[EXERCISE DETAILS]
Provide the number of lines where the word "Θεμιστοκλῆς" occurs, and no other text.

[Recorded data]

----

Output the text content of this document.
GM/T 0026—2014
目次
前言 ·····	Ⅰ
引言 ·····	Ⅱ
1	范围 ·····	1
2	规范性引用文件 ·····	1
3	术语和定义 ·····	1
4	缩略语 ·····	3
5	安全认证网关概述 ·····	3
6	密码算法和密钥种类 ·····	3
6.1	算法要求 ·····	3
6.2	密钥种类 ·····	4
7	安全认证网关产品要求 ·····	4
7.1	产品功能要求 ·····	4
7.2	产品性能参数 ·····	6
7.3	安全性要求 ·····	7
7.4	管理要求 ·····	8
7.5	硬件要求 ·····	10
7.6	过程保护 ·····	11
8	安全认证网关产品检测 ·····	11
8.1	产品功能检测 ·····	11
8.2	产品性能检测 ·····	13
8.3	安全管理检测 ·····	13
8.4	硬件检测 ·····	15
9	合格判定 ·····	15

----

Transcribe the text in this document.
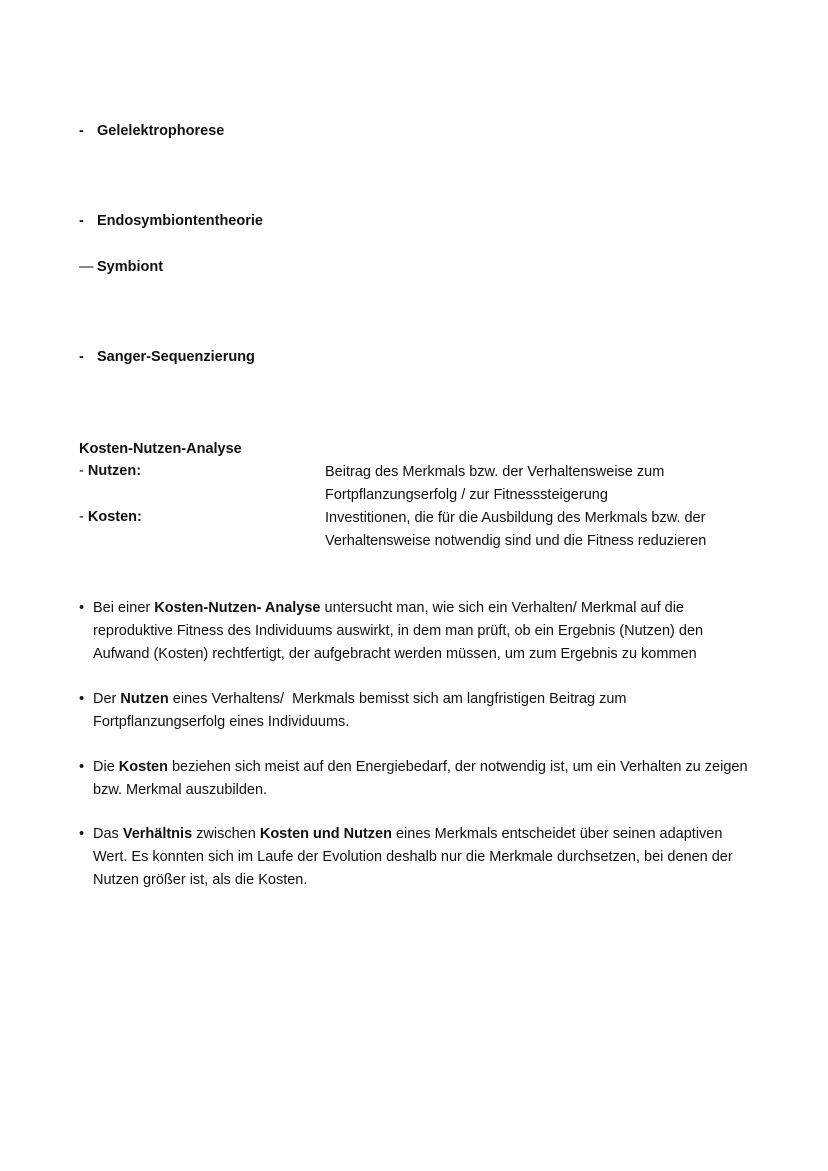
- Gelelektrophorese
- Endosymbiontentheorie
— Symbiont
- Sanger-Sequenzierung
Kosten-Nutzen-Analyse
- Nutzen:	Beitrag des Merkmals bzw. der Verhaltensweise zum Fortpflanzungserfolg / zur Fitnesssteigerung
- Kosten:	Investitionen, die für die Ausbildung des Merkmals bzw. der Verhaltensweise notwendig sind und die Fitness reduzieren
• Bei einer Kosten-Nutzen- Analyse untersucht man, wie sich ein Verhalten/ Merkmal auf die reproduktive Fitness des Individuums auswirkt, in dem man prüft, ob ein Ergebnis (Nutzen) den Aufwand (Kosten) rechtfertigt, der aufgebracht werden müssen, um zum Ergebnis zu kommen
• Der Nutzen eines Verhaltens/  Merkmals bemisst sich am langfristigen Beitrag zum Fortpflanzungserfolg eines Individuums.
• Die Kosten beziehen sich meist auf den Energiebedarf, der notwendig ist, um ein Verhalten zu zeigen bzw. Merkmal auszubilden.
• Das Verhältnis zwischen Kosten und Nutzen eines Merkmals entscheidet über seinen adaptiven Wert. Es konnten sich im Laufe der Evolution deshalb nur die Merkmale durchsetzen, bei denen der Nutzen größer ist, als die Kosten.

----

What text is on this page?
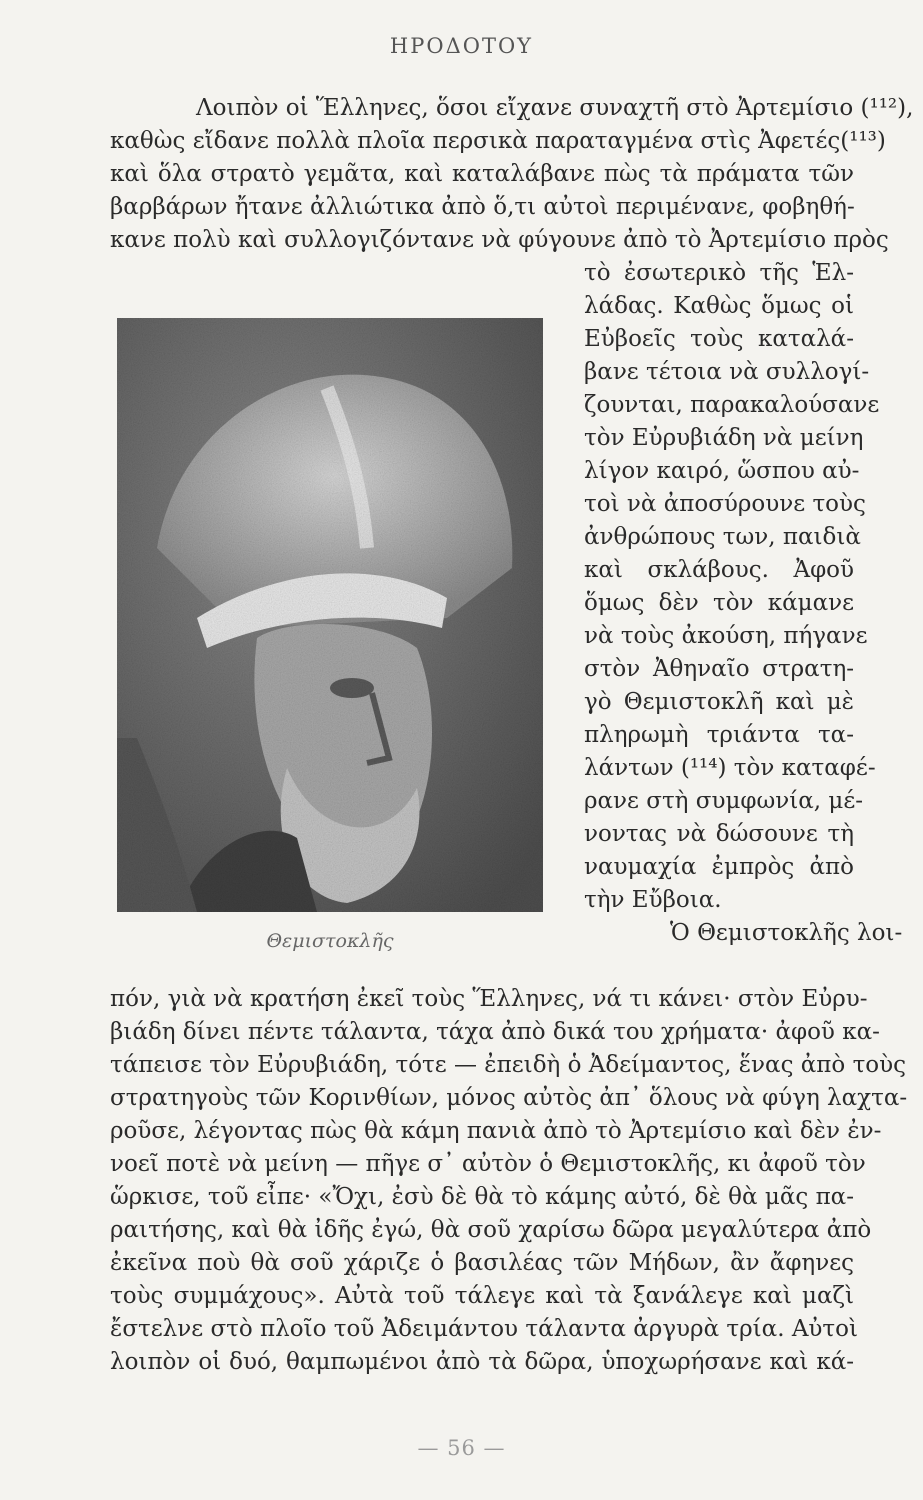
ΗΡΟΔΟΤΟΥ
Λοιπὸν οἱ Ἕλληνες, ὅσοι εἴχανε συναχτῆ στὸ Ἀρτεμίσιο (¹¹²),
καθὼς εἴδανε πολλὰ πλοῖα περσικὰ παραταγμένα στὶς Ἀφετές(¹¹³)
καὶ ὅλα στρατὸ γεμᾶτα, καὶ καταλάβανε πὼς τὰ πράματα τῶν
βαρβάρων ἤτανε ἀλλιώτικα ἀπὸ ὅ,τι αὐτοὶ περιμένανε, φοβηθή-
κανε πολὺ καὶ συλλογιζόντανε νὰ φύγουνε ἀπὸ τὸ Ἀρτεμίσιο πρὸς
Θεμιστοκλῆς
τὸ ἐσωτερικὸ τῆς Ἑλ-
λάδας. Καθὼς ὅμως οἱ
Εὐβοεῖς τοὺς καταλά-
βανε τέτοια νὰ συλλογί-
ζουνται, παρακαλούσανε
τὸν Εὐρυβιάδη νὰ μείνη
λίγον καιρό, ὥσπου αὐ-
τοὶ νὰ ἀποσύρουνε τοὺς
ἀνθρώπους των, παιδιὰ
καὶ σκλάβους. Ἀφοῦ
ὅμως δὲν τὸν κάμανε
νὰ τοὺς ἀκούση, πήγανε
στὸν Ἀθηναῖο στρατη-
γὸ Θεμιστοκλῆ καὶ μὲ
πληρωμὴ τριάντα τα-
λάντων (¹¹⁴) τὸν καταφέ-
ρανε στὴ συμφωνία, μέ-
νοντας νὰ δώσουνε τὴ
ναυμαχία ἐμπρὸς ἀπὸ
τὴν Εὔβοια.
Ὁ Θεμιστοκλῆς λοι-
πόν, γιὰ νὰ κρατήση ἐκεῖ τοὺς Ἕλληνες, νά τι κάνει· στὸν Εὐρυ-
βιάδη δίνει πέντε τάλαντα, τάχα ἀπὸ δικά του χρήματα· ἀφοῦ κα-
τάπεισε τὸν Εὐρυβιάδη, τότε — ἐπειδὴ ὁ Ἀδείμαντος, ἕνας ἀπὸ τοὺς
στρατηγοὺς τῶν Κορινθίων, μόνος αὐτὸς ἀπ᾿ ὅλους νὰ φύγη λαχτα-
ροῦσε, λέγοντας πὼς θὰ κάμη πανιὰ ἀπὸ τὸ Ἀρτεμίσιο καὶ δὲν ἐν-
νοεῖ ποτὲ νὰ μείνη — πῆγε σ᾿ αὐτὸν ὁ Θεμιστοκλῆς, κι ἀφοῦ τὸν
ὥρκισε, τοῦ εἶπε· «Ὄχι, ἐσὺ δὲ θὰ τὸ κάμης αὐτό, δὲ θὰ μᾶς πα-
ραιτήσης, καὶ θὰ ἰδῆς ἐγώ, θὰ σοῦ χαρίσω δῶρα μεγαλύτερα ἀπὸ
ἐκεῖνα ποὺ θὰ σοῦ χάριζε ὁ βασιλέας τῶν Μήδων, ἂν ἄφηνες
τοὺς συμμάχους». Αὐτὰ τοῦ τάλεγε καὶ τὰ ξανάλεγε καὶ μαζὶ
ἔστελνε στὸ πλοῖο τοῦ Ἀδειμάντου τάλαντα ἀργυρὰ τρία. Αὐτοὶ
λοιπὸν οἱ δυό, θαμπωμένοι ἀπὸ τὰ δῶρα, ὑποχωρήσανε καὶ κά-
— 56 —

----

[RESPONSE FOR THIS EXERCISE]
3